[Chart and figure data]
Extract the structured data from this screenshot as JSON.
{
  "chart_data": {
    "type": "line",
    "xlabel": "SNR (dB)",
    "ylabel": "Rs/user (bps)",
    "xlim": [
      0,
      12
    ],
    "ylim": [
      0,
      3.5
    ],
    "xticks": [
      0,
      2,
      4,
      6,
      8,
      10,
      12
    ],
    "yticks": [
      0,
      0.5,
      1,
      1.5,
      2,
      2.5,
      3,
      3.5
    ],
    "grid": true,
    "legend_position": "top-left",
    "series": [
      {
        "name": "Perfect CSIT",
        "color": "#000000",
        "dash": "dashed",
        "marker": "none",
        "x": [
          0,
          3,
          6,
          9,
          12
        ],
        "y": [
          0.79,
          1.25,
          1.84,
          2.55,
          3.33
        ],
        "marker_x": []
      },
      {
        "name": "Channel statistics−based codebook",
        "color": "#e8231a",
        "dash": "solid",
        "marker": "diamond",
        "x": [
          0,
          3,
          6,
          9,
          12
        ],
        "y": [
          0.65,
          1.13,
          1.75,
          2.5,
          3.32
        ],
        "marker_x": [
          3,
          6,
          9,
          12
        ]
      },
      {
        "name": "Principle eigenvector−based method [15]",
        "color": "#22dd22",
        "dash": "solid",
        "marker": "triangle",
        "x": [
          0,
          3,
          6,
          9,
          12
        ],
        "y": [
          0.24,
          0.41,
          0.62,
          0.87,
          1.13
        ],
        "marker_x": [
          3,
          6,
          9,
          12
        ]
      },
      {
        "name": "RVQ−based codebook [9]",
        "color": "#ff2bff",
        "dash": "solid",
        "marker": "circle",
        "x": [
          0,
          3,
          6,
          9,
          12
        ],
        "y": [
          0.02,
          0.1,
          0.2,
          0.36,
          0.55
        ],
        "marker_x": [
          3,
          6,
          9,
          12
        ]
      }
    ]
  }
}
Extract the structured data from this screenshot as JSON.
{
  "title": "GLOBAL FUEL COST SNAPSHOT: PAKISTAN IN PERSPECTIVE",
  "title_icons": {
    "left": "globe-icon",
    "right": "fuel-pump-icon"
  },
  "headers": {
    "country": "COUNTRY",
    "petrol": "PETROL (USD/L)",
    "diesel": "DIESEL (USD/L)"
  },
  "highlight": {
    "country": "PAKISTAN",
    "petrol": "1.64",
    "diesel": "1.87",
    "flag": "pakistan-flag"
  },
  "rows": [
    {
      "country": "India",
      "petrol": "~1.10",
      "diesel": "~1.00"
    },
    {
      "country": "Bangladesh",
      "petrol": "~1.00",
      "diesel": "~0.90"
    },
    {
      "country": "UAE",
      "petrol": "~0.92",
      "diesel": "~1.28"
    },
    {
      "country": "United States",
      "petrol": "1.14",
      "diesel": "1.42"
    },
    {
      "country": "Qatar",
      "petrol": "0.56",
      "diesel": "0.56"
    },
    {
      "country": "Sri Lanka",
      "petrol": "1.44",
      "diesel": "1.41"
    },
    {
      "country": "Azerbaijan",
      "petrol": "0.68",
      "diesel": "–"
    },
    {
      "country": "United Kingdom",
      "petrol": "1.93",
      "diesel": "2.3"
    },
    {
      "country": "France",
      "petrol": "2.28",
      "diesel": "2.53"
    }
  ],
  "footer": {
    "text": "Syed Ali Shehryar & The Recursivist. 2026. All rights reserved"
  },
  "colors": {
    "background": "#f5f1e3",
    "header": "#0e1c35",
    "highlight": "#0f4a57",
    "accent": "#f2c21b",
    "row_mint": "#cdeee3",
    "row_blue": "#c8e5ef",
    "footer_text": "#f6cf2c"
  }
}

--

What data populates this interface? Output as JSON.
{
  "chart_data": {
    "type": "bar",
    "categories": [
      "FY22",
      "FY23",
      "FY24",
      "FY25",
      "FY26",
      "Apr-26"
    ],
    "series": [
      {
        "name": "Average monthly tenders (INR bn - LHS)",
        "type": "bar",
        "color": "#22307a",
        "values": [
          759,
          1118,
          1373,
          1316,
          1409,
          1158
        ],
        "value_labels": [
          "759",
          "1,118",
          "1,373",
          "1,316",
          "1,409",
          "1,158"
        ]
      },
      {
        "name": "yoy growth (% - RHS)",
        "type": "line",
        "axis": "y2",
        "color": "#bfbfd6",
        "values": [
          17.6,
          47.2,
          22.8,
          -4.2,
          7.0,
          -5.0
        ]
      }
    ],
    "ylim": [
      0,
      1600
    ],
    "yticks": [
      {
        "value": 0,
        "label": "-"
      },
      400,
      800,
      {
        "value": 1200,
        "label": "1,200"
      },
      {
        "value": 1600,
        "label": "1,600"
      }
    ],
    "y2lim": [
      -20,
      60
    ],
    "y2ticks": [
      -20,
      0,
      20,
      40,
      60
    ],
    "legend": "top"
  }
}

...

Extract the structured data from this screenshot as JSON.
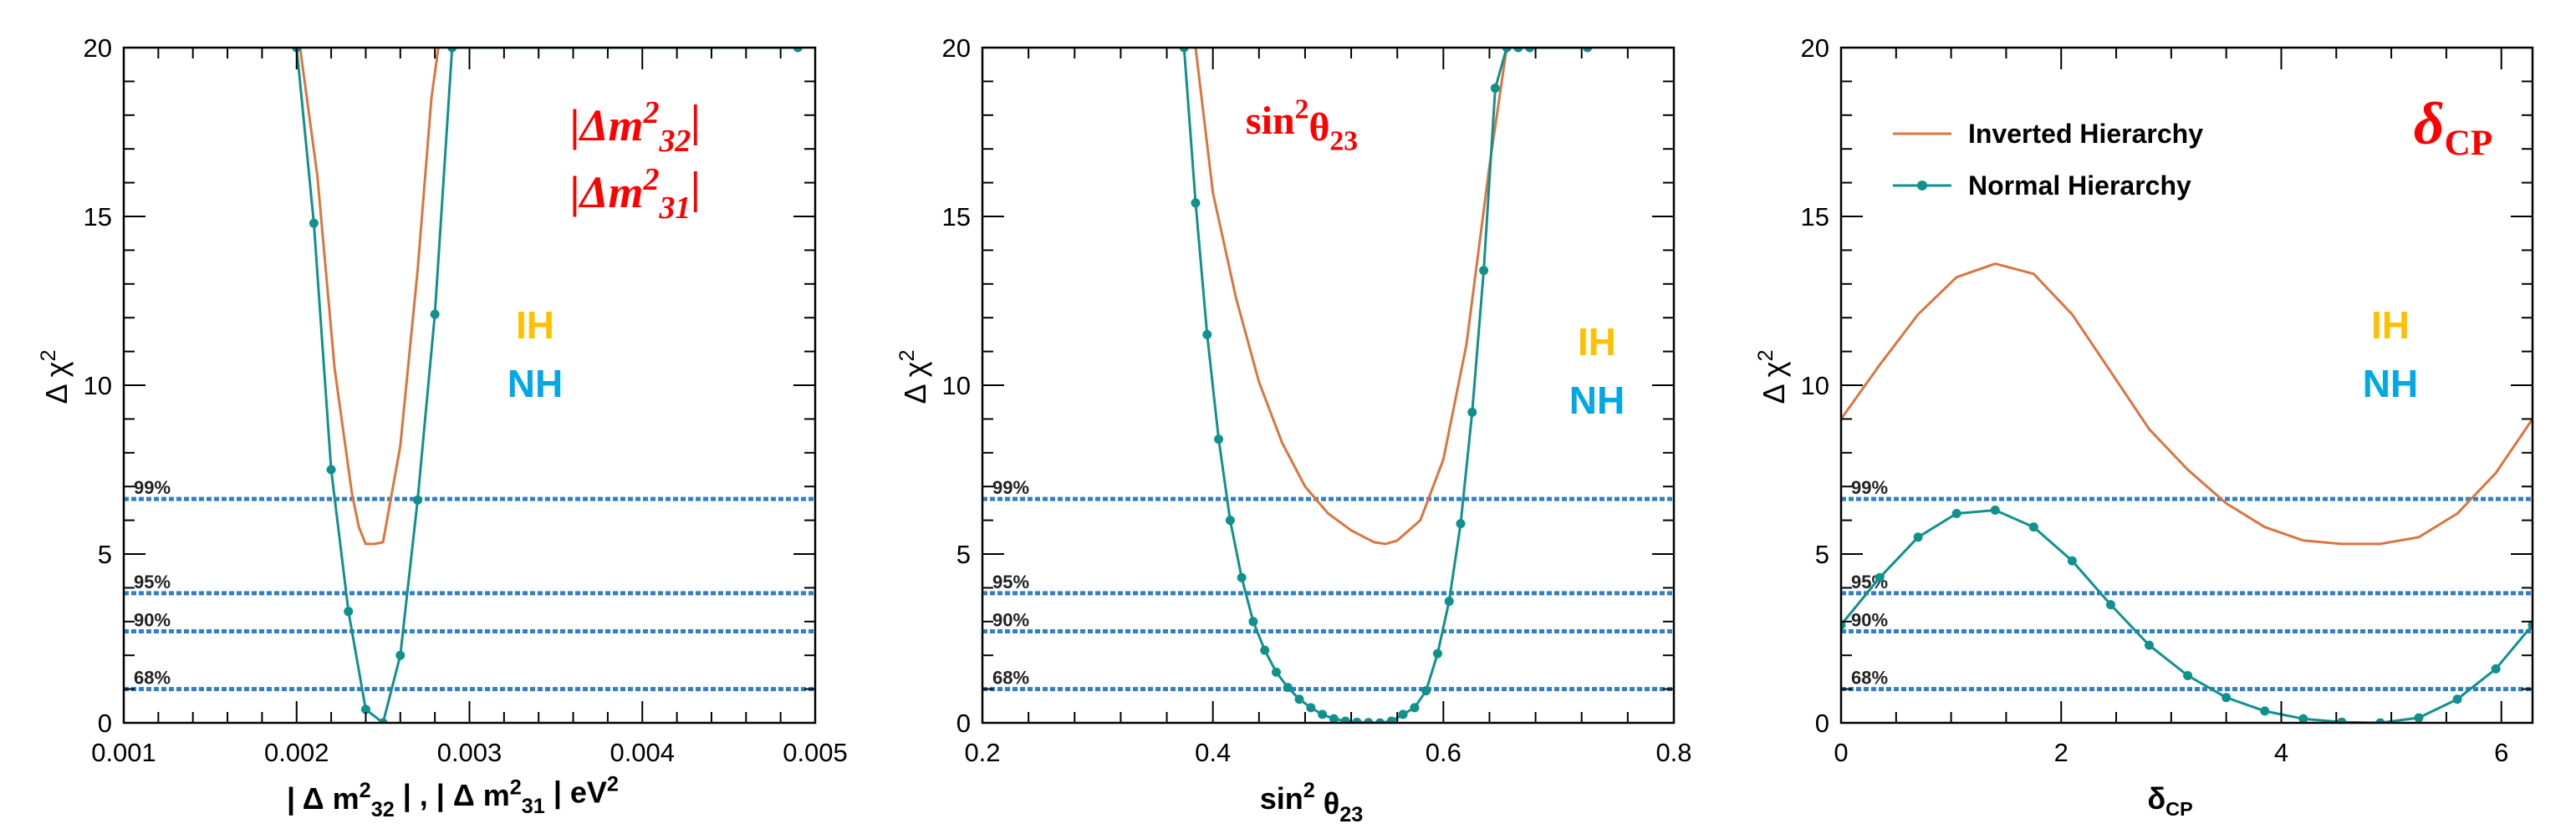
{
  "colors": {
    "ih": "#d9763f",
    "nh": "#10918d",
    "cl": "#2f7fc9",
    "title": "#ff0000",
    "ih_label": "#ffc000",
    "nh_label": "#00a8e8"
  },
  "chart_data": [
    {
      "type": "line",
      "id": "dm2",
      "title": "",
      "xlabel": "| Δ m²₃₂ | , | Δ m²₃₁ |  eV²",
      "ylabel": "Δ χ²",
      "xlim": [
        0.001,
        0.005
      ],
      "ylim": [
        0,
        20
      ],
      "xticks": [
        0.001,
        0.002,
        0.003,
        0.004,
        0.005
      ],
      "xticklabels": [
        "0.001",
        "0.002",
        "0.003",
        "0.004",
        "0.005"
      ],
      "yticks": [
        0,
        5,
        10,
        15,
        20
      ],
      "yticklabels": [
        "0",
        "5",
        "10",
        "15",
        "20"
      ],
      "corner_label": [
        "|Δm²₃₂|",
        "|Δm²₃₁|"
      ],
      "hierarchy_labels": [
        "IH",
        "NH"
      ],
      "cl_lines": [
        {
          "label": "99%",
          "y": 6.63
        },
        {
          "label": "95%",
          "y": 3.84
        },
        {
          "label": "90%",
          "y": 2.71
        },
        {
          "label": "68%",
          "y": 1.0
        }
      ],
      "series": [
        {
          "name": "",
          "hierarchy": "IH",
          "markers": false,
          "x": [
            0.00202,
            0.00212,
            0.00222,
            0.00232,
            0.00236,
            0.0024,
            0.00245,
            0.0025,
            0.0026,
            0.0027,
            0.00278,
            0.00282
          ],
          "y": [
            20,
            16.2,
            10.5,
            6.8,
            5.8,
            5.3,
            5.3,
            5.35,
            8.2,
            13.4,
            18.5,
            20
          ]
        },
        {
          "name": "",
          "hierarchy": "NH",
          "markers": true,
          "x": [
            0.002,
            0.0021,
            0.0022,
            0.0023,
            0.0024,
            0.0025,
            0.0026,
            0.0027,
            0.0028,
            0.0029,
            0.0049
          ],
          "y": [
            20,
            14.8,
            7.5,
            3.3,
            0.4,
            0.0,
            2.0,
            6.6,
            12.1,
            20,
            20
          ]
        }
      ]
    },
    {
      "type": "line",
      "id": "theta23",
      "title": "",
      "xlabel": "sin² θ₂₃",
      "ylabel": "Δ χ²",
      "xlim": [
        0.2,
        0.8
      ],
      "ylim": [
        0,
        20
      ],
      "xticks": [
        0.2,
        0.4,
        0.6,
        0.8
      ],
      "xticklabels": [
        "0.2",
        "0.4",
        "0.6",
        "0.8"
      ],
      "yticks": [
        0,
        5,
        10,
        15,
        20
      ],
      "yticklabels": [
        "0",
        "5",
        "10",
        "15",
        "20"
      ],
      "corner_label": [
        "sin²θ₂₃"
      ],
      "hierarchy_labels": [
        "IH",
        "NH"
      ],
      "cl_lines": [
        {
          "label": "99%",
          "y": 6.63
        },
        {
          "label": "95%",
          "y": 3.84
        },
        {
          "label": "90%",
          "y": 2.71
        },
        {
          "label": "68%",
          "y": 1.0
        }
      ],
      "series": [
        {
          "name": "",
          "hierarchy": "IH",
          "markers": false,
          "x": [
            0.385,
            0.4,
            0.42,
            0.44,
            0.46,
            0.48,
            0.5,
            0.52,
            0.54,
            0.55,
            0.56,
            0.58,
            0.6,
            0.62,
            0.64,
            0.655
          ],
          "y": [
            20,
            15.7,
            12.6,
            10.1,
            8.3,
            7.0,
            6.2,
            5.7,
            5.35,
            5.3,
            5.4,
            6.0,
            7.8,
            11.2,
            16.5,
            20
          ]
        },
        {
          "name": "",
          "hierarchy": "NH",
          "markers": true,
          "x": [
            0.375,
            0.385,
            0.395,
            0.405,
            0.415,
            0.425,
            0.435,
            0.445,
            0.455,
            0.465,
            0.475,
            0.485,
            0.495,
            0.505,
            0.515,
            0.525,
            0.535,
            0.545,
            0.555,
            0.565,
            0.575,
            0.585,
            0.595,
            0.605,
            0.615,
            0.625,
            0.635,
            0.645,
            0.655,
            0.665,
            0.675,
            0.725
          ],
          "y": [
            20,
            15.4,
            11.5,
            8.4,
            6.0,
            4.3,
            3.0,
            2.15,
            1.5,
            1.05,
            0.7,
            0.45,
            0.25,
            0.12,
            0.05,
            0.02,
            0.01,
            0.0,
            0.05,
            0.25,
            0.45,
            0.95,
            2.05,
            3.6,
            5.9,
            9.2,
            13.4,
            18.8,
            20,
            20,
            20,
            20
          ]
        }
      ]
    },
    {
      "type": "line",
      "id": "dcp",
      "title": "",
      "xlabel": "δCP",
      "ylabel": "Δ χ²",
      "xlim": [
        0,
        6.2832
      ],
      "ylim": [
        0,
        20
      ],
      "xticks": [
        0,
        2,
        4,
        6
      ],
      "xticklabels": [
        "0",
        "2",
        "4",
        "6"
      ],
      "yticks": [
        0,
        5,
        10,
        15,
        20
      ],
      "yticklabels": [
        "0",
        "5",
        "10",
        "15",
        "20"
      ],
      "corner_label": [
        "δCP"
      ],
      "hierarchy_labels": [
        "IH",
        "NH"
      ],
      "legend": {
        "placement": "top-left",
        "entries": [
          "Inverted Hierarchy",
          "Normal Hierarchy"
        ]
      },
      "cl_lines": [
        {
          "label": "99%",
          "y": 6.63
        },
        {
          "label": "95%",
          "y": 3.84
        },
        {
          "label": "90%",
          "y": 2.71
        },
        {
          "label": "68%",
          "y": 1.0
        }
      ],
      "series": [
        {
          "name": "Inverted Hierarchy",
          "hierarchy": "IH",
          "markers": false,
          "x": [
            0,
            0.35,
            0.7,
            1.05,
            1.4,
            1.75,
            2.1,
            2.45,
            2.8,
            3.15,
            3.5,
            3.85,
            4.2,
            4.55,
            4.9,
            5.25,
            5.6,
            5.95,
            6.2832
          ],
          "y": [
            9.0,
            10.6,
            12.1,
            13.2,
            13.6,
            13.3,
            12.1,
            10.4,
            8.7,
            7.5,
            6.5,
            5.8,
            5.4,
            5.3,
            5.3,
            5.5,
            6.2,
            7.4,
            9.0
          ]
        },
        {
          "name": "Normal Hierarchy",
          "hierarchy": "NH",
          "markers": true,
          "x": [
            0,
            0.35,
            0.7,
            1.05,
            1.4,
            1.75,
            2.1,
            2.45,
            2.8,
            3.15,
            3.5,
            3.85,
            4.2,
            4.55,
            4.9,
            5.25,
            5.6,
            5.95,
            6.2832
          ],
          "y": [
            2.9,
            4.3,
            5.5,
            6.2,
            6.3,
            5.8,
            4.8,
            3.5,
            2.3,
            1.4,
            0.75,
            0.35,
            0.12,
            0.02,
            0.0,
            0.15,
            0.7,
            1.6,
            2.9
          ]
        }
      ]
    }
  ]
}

• _TASK TO COMPLETE_: Look through the data above. Each line containing the word "codebook" needs to be copied.

• _WORKED ANSWER_:
        "name": "Channel statistics−based codebook",
        "name": "RVQ−based codebook [9]",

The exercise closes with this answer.